WHAT TO WORK ON » Filter the entries and keep only the lines where the string "document" appears.

····················

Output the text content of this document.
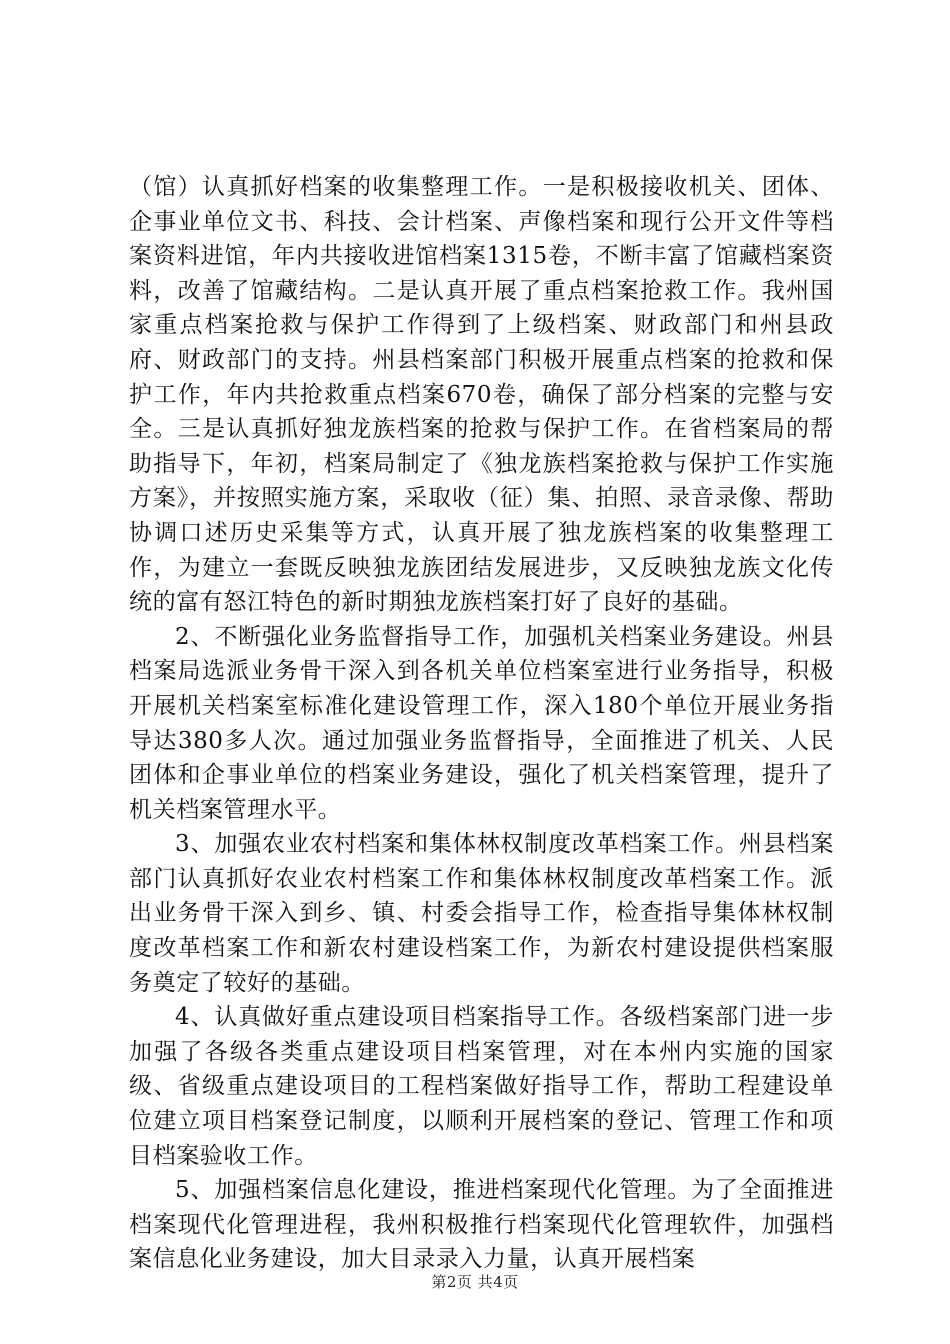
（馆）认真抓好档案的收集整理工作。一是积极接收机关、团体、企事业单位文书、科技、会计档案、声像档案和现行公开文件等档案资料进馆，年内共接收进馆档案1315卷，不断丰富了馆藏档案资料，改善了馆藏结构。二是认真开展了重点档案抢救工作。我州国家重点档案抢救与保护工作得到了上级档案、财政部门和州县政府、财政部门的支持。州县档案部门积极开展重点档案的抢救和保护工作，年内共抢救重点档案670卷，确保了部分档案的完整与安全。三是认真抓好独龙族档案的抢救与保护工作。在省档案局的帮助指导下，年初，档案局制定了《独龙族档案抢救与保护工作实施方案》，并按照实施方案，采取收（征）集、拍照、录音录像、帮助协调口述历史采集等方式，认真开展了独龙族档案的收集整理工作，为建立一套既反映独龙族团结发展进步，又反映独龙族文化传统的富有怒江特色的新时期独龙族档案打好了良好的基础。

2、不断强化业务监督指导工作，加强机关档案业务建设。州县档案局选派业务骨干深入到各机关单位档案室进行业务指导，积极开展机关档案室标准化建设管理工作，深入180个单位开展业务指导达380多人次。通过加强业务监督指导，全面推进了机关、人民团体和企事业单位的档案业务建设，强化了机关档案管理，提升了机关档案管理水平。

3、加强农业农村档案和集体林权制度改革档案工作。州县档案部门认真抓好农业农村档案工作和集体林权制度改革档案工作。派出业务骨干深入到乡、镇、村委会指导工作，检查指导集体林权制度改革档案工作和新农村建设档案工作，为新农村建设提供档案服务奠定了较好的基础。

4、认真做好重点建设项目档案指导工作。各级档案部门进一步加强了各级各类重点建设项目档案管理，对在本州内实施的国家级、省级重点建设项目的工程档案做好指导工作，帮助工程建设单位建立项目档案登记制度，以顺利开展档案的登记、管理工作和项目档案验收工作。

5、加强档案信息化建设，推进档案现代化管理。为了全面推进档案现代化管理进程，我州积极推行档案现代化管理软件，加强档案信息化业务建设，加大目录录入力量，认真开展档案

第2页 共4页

····················

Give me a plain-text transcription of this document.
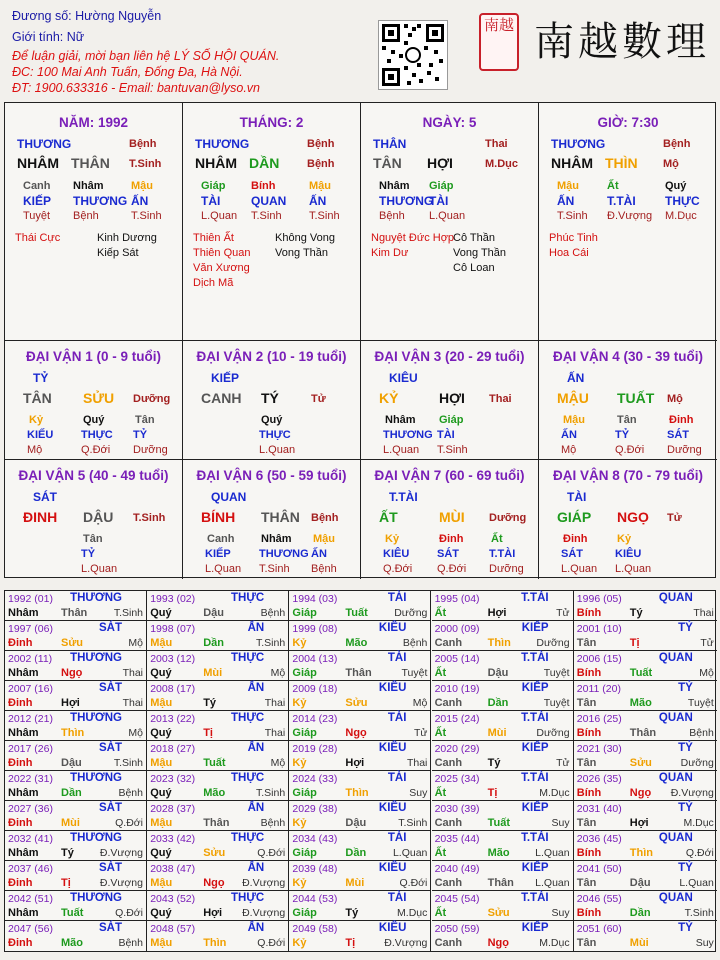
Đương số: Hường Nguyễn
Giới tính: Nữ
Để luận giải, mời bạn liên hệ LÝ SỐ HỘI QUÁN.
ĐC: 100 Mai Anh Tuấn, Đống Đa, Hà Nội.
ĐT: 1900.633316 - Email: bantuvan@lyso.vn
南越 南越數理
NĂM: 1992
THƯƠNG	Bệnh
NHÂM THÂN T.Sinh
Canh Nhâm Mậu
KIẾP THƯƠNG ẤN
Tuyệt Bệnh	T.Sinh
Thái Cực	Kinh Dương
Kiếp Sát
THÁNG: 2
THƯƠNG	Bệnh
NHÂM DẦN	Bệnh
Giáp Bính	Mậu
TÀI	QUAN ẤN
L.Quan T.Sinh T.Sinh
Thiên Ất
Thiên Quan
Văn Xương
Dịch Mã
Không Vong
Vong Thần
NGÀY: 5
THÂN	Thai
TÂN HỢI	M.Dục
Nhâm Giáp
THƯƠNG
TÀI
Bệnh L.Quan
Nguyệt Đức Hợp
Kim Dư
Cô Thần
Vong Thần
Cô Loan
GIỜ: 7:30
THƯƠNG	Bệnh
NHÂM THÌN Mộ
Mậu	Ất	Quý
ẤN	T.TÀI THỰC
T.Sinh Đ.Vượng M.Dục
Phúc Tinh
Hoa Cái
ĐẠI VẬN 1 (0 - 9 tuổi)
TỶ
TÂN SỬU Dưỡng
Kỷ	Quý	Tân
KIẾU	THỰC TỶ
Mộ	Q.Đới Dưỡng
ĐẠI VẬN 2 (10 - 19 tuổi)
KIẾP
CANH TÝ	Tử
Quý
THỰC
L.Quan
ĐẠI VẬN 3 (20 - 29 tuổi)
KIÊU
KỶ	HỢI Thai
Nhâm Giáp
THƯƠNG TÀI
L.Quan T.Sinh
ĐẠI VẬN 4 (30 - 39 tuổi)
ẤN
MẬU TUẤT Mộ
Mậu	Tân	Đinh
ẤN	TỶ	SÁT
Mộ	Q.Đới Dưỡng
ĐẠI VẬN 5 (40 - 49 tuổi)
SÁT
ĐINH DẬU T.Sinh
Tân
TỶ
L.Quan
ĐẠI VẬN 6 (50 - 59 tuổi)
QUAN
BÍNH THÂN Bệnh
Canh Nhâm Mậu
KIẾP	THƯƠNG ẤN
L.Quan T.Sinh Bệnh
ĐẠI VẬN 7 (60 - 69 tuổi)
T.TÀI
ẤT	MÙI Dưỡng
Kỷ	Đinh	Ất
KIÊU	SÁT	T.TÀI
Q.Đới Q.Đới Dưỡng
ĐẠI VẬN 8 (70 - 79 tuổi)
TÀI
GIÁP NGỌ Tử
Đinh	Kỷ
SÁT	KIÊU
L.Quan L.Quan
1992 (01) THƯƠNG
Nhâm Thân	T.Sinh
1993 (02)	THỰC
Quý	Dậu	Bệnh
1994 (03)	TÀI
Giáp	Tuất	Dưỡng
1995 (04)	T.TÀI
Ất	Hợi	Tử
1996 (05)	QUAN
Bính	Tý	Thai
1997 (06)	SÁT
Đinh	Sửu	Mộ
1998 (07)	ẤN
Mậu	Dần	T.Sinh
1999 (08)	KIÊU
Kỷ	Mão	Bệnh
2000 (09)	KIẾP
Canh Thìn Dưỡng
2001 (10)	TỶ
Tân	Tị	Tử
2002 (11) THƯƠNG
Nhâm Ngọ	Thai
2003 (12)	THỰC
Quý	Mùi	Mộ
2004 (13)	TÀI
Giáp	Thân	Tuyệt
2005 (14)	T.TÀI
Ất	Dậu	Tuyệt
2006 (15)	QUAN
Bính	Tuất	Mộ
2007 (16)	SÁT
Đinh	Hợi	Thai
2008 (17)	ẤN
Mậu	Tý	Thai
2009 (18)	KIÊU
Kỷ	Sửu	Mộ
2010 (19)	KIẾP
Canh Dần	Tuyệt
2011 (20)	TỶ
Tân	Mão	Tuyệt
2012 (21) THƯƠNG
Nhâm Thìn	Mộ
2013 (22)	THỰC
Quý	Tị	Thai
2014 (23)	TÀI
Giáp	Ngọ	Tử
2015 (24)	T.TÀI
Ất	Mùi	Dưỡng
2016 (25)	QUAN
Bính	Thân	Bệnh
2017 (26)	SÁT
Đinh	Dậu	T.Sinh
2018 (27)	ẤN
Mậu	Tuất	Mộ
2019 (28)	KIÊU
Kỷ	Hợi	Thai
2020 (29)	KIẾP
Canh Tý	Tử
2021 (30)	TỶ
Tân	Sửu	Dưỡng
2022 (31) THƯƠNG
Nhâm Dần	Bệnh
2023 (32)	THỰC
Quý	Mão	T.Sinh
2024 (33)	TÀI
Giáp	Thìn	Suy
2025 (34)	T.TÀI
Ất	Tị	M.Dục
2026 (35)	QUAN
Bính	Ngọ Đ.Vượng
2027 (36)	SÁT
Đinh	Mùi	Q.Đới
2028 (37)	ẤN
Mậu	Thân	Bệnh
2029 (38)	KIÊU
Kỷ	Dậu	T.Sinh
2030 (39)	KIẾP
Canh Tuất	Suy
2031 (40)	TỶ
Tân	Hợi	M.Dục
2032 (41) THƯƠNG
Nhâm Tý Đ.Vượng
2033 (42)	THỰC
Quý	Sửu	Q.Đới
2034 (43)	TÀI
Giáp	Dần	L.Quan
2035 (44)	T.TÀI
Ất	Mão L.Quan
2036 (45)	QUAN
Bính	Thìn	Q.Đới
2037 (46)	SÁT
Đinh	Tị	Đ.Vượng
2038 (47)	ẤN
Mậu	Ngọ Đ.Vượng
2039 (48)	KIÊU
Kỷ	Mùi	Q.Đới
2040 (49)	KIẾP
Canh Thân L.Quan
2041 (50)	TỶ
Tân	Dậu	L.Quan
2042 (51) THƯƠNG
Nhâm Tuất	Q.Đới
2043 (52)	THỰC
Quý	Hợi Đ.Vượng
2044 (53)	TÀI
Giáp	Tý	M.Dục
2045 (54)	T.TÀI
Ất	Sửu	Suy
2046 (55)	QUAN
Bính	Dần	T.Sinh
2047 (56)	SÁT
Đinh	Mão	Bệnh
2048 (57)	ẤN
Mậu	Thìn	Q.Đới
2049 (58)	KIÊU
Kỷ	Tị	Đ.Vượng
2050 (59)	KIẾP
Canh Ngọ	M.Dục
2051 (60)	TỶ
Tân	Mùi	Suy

····················

TASK RESPONSE »
Output the text content of this document.
Give me a plain-text transcription of this document.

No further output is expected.